→ Set task A:
Copy the lines of the listing unchanged, starting with the line containing "move-to-folder-button[interactable] (418, 75, 444, 95)" and ending with the line containing "minimize-button[interactable]: _ (796, 7, 814, 23)".

→ Text segment:
## Start
We have written about the case of Novosibirsk artist Artem Loskutov and the international solidarity campaign it provoked on several occasions. On March 18, a court in Novosibirsk found Artem guilty of possession of narcotics and sentenced him to pay a fine of 20,000 rubles (approximately 500 euros). This might be construed as a victory of sorts because the prosecutor had asked for a one-year suspended sentence and one year of probation, and the judge threw out another charge (purchase of narcotics). On the other hand, it is not a victory in that the court rejected the substantial claims by Artem and his defenders that the local “anti-extremist” police had framed him in revenge for his role in the annual Monstrations in Novosibirsk. In fact, the judge got straight to the heart of what is wrong with the criminal justice system in Russia (and elsewhere, it has to be admitted) by declaring that Artem’s testimony was false because it didn’t gibe with the testimony given by the cops. No wonder that the conviction rate in Russia is way over ninety percent: the cops are never wrong (even as they continue to sow murder and mayhem with alarming frequency).
Artem and his lawyer intend to appeal the decision. As does, apparently, the prosecutor, who claimed to be unhappy with the sentence. (And since the principle of double jeopardy does not apply in Russian law, he can appeal for a harsher sentence.)
You can contribute to Artem’s defense fund through his WebMoney account: R371097971630. You can also help Artem by publicizing his case and sending protest letters to the Russian authorities. There is no doubt in our minds that the spirited campaign that erupted throughout Russia and around the world after his arrest in May 2009 made a huge difference in determining even last week’s (somewhat disappointing) outcome.
On March 15, Artem made a closing statement in his trial. He recorded and transcribed the statement, and posted it on the Kiss My Babushka website. We have translated excerpts from this remarkable text, below, along with excerpts from an interview Artem gave to Radio Svodoba the same day.
I will not touch on the legal aspects of the prosecution’s case because in his closing remarks my lawyer has already demonstrated the utter groundlessness of this case, and I am in agreement with all the points of his defense.
I will say something else: the reprisal against me was in the works long ago, and I knew about this. On May 1, 2008, officers of the UBOP (Anti-Organized Crime Directorate), which had not yet been renamed Center “E” (Center for Extremism Prevention), attempted to kidnap several participants of the Monstration, a peaceful holiday march that had been cleared with the municipal administration [of Novosibirsk]. For several years running, young and not-so-young politically conscious people had produced their own history during this march by making appropriate demands to our absurd reality. UPOB officers photographed and copied down the passport information of the Monstration participants they illegally transported to [the police station on] Oktyabrskaya, 86. According to Alexandra Popova, they promised to “find narcotics” on anyone who again participated in the Monstration. Despite the defense’s repeated appeals, the court declined to question this witness.
In April 2009, the UBOP (which was now already called Center “E” and was combating “extremism” — i.e., all criticism of the actions of the authorities, exposure of corruption on the part of bureaucrats, the struggle against police abuse, and even the use of Maxim Gorky’s line “Rights are taken, not given”) renewed its interest in Monstration participants. Under pretenses that were false, outrageous and had no connection to reality, [Center “E” officer] Oleg Trofimov, who was questioned by the court, made phone calls to my university and my mother, demanding that they persuade me to report for a “discussion.” He referred to statements, allegedly in his possession, that I was a member of a Satanic cult and that I set fire to cats and dogs. I recognized the illegality of these summonses, but the cup of my patience had run over, and so, in order to put an end to this madness, I went to Center “E” on May 1  for a “discussion” and presented myself to Sergei Miller, who was questioned by the court. During our discussion, Miller indicated his own negative attitude to the Monstration and made it perfectly clear that the criminal code contained many articles that, given the will, could be applied to Monstration participants and, in particular, to its organizers, in whose number he included me. On this note we parted company.
## End
[Region and label listings]
## Start
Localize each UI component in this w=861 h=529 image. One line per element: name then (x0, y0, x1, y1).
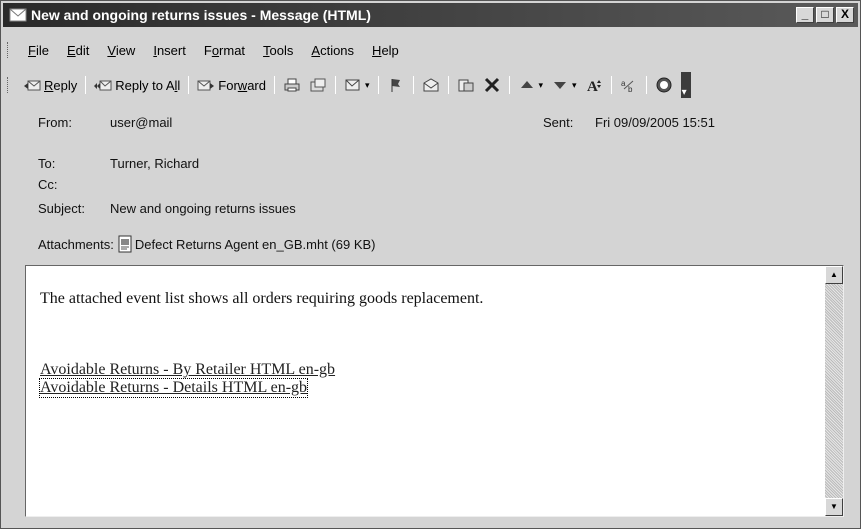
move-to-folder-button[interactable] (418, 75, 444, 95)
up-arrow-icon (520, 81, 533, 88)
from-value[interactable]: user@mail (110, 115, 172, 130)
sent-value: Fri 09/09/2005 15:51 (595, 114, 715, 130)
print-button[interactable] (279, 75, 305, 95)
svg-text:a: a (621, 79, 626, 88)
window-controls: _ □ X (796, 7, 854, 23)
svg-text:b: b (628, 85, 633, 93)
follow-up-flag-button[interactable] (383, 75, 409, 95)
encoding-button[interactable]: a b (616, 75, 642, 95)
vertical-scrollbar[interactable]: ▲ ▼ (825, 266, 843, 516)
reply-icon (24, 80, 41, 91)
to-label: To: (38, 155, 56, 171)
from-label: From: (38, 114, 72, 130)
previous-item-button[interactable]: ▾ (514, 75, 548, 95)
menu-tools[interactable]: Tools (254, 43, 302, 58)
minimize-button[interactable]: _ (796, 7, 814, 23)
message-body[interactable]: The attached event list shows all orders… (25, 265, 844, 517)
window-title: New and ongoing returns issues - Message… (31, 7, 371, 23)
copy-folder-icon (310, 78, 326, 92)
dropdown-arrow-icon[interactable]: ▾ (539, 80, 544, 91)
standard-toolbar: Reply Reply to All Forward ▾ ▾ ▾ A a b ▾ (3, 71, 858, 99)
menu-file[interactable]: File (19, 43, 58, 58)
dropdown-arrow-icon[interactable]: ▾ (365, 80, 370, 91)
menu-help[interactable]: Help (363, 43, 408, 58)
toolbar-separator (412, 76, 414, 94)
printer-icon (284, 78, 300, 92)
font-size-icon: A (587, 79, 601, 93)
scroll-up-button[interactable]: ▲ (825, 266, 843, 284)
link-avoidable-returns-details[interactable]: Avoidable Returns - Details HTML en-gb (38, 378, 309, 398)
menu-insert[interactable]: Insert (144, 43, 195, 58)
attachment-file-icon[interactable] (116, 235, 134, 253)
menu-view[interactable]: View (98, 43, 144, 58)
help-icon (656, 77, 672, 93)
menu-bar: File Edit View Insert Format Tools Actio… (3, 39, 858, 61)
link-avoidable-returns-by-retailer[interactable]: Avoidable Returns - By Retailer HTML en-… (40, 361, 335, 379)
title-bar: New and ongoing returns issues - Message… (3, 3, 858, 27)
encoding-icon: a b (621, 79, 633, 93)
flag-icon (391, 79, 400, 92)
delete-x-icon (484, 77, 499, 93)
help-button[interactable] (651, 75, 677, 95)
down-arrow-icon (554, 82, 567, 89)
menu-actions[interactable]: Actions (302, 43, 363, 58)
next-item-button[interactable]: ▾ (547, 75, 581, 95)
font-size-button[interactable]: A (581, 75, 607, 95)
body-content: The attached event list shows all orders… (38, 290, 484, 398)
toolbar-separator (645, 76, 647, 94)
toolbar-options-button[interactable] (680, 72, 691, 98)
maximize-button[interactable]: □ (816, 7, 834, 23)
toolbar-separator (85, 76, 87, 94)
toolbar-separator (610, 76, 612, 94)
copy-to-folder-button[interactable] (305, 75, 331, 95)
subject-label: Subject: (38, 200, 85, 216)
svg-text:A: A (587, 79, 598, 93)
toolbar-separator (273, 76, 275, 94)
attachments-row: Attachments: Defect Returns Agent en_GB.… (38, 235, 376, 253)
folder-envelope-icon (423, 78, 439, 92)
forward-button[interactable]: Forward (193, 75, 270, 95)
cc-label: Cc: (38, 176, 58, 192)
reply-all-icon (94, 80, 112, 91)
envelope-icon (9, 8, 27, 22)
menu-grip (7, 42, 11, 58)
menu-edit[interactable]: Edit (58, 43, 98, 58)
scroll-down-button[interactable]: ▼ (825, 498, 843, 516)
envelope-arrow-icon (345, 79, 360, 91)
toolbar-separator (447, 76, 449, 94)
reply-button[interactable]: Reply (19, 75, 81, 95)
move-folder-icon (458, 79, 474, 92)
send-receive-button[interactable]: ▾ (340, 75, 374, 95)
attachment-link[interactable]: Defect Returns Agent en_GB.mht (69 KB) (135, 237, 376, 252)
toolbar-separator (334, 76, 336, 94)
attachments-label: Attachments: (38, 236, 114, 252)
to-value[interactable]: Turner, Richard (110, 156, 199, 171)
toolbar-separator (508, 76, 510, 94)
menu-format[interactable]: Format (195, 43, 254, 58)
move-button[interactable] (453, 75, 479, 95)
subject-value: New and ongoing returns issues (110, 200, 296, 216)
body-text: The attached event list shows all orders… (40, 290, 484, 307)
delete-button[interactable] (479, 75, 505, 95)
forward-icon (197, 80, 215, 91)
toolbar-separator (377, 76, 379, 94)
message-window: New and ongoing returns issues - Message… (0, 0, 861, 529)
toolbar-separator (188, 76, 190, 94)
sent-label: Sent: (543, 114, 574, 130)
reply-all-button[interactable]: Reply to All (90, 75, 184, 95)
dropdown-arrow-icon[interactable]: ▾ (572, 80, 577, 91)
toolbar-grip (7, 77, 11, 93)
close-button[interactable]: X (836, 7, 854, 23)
## End
→ Set task B:
Translate this sentence from the article on Artem Loskutov's case into Spanish: "Artem and his lawyer intend to appeal the decision."

→ Task response A:
move-to-folder-button[interactable] (418, 75, 444, 95)
up-arrow-icon (520, 81, 533, 88)
from-value[interactable]: user@mail (110, 115, 172, 130)
sent-value: Fri 09/09/2005 15:51 (595, 114, 715, 130)
print-button[interactable] (279, 75, 305, 95)
svg-text:a: a (621, 79, 626, 88)
window-controls: _ □ X (796, 7, 854, 23)
svg-text:b: b (628, 85, 633, 93)
follow-up-flag-button[interactable] (383, 75, 409, 95)
encoding-button[interactable]: a b (616, 75, 642, 95)
vertical-scrollbar[interactable]: ▲ ▼ (825, 266, 843, 516)
reply-icon (24, 80, 41, 91)
to-label: To: (38, 155, 56, 171)
from-label: From: (38, 114, 72, 130)
previous-item-button[interactable]: ▾ (514, 75, 548, 95)
menu-tools[interactable]: Tools (254, 43, 302, 58)
minimize-button[interactable]: _ (796, 7, 814, 23)

→ Task response B:
Artem y su abogado tienen la intención de apelar la decisión.